» **WHAT IS NEEDED**: Pick out all lines in the listing holding the string "mencari" and copy them.

* Start DATA TO USE *

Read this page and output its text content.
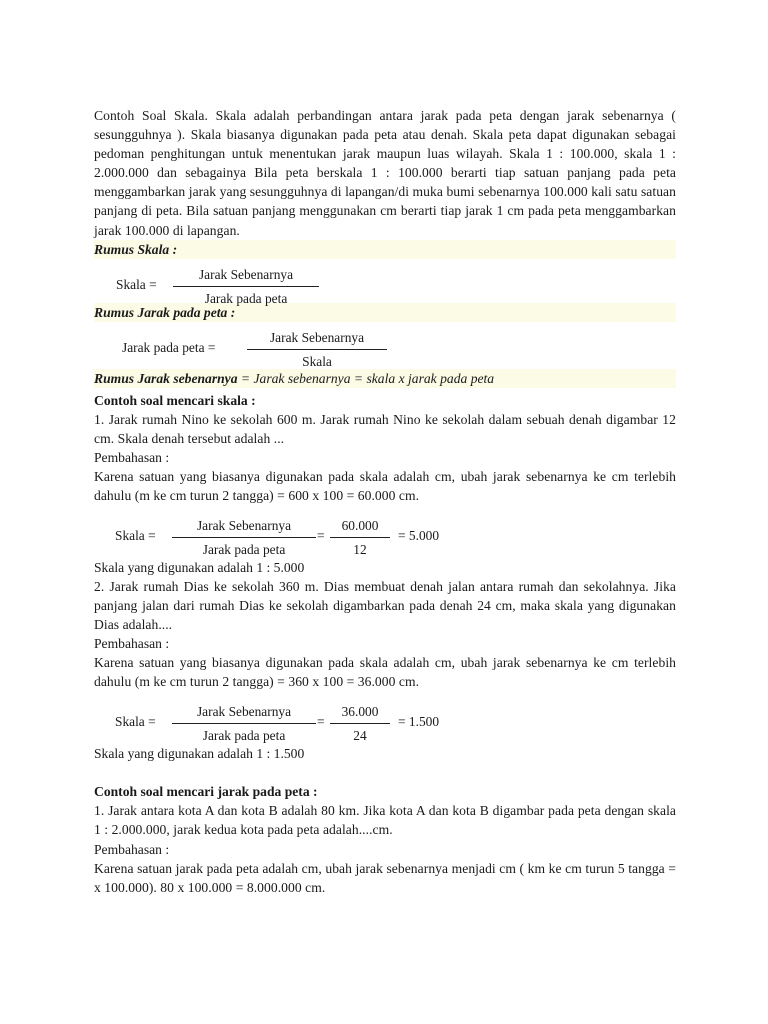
Contoh Soal Skala. Skala adalah perbandingan antara jarak pada peta dengan jarak sebenarnya ( sesungguhnya ). Skala biasanya digunakan pada peta atau denah. Skala peta dapat digunakan sebagai pedoman penghitungan untuk menentukan jarak maupun luas wilayah. Skala 1 : 100.000, skala 1 : 2.000.000 dan sebagainya Bila peta berskala 1 : 100.000 berarti tiap satuan panjang pada peta menggambarkan jarak yang sesungguhnya di lapangan/di muka bumi sebenarnya 100.000 kali satu satuan panjang di peta. Bila satuan panjang menggunakan cm berarti tiap jarak 1 cm pada peta menggambarkan jarak 100.000 di lapangan.

Rumus Skala :

Skala =
Jarak Sebenarnya
Jarak pada peta

Rumus Jarak pada peta :

Jarak pada peta =
Jarak Sebenarnya
Skala

Rumus Jarak sebenarnya = Jarak sebenarnya = skala x jarak pada peta

Contoh soal mencari skala :

1. Jarak rumah Nino ke sekolah 600 m. Jarak rumah Nino ke sekolah dalam sebuah denah digambar 12 cm. Skala denah tersebut adalah ...

Pembahasan :

Karena satuan yang biasanya digunakan pada skala adalah cm, ubah jarak sebenarnya ke cm terlebih dahulu (m ke cm turun 2 tangga) = 600 x 100 = 60.000 cm.

Skala =
Jarak Sebenarnya
Jarak pada peta
= $\frac{60.000}{12} = 5.000$

Skala yang digunakan adalah 1 : 5.000

2. Jarak rumah Dias ke sekolah 360 m. Dias membuat denah jalan antara rumah dan sekolahnya. Jika panjang jalan dari rumah Dias ke sekolah digambarkan pada denah 24 cm, maka skala yang digunakan Dias adalah....

Pembahasan :

Karena satuan yang biasanya digunakan pada skala adalah cm, ubah jarak sebenarnya ke cm terlebih dahulu (m ke cm turun 2 tangga) = 360 x 100 = 36.000 cm.

Skala =
Jarak Sebenarnya
Jarak pada peta
= $\frac{36.000}{24} = 1.500$

Skala yang digunakan adalah 1 : 1.500

Contoh soal mencari jarak pada peta :

1. Jarak antara kota A dan kota B adalah 80 km. Jika kota A dan kota B digambar pada peta dengan skala 1 : 2.000.000, jarak kedua kota pada peta adalah....cm.

Pembahasan :

Karena satuan jarak pada peta adalah cm, ubah jarak sebenarnya menjadi cm ( km ke cm turun 5 tangga = x 100.000). 80 x 100.000 = 8.000.000 cm.
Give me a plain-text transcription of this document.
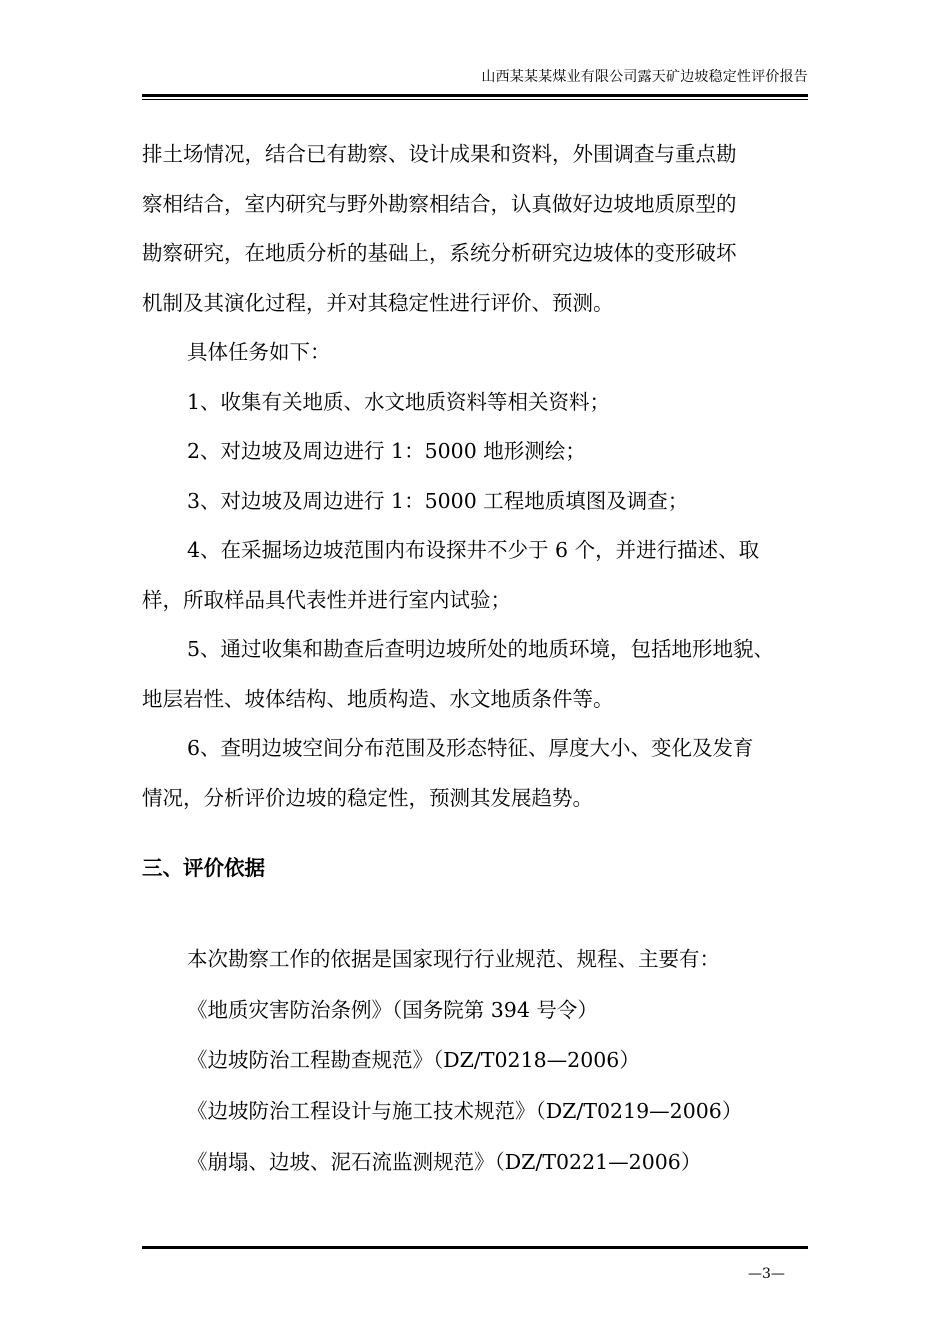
山西某某某煤业有限公司露天矿边坡稳定性评价报告
排土场情况，结合已有勘察、设计成果和资料，外围调查与重点勘
察相结合，室内研究与野外勘察相结合，认真做好边坡地质原型的
勘察研究，在地质分析的基础上，系统分析研究边坡体的变形破坏
机制及其演化过程，并对其稳定性进行评价、预测。
具体任务如下：
1、收集有关地质、水文地质资料等相关资料；
2、对边坡及周边进行 1：5000 地形测绘；
3、对边坡及周边进行 1：5000 工程地质填图及调查；
4、在采掘场边坡范围内布设探井不少于 6 个，并进行描述、取
样，所取样品具代表性并进行室内试验；
5、通过收集和勘查后查明边坡所处的地质环境，包括地形地貌、
地层岩性、坡体结构、地质构造、水文地质条件等。
6、查明边坡空间分布范围及形态特征、厚度大小、变化及发育
情况，分析评价边坡的稳定性，预测其发展趋势。
三、评价依据
本次勘察工作的依据是国家现行行业规范、规程、主要有：
《地质灾害防治条例》（国务院第 394 号令）
《边坡防治工程勘查规范》（DZ/T0218—2006）
《边坡防治工程设计与施工技术规范》（DZ/T0219—2006）
《崩塌、边坡、泥石流监测规范》（DZ/T0221—2006）
—3—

* End DATA TO USE *

» **ANSWER TO THIS TASK**:
Contoh soal mencari skala :
Contoh soal mencari jarak pada peta :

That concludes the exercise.